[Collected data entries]
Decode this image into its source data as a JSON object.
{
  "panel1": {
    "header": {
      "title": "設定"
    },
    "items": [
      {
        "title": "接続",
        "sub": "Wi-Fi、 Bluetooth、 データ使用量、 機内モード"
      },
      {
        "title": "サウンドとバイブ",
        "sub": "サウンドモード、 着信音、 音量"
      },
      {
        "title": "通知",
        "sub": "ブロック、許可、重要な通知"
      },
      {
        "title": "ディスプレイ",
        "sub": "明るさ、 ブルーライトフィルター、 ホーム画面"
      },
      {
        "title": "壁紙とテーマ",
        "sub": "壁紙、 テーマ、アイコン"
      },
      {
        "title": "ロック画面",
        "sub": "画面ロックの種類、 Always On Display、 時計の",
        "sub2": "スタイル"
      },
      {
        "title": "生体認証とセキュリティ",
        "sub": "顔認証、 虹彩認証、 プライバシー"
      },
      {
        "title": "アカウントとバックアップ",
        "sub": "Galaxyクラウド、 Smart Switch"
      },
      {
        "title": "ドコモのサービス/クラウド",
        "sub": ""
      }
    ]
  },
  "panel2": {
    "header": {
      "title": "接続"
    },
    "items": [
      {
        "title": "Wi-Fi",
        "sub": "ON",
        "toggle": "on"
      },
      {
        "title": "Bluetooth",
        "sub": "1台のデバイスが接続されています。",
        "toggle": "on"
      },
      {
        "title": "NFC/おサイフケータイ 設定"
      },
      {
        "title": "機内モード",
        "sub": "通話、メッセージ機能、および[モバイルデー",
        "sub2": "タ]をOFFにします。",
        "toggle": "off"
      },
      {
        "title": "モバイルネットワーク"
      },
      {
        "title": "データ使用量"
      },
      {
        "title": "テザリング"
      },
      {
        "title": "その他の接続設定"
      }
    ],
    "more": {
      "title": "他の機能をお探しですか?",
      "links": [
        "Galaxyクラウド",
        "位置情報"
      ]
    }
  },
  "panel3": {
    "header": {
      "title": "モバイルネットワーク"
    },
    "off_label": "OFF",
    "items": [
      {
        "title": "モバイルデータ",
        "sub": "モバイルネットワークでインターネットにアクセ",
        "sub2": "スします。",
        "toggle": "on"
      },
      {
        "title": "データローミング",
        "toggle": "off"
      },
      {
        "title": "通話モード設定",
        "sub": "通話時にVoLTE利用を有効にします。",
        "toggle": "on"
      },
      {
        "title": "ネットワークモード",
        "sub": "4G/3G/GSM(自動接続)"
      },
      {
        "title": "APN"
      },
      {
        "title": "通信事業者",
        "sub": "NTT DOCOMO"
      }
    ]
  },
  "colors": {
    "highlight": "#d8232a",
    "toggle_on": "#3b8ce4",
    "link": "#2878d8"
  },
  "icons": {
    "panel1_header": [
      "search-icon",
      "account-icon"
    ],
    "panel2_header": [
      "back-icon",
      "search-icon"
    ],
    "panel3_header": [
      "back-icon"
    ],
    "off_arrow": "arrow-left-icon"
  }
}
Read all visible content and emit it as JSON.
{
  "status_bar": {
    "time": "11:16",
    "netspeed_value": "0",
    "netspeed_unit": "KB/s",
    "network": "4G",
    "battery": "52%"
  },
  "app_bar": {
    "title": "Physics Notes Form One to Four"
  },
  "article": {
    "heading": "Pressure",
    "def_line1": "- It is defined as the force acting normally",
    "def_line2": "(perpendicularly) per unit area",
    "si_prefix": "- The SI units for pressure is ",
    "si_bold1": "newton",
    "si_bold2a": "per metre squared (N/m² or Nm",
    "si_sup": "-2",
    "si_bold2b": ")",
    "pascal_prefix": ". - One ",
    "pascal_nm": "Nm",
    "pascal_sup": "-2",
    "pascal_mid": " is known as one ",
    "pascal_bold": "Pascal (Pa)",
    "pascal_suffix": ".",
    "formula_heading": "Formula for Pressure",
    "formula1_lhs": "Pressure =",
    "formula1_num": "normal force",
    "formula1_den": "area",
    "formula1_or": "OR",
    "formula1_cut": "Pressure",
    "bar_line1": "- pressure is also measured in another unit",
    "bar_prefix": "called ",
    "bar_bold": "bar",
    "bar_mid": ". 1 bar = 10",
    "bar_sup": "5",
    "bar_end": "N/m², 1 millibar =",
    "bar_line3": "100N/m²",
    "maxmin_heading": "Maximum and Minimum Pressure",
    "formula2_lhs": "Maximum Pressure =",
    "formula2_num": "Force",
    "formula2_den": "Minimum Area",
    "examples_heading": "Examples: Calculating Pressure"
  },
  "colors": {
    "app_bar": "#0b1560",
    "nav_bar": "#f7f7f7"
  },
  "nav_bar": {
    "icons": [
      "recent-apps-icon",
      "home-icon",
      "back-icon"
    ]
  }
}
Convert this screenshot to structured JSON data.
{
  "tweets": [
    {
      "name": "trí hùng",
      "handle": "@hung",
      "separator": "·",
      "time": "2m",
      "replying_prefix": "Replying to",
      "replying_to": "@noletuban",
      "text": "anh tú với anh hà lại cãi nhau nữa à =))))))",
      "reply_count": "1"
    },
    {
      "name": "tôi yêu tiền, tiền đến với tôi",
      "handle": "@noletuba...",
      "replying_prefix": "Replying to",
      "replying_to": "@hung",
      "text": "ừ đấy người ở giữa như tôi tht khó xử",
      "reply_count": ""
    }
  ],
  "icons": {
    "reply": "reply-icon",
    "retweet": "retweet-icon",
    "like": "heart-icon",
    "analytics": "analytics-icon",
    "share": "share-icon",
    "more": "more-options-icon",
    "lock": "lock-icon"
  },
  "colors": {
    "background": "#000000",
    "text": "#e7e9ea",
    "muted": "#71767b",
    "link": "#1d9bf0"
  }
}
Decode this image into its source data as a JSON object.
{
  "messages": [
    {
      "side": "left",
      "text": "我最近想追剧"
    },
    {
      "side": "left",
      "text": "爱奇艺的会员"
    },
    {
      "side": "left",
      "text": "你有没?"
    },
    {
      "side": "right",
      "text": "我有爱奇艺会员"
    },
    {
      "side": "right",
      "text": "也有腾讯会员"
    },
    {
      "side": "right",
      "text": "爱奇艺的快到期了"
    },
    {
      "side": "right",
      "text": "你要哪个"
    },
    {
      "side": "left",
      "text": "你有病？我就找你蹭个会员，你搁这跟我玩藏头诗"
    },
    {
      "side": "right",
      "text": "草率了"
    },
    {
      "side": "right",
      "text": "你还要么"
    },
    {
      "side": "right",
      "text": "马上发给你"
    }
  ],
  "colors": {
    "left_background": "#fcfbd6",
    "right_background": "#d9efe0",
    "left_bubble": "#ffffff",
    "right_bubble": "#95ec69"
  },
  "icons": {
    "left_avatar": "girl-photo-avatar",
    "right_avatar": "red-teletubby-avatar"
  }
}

◆ Work required ◆
Identify the lines of the entries containing the string "Minimum". Copy each such line.

◆ Task output ◆
    "maxmin_heading": "Maximum and Minimum Pressure",
    "formula2_den": "Minimum Area",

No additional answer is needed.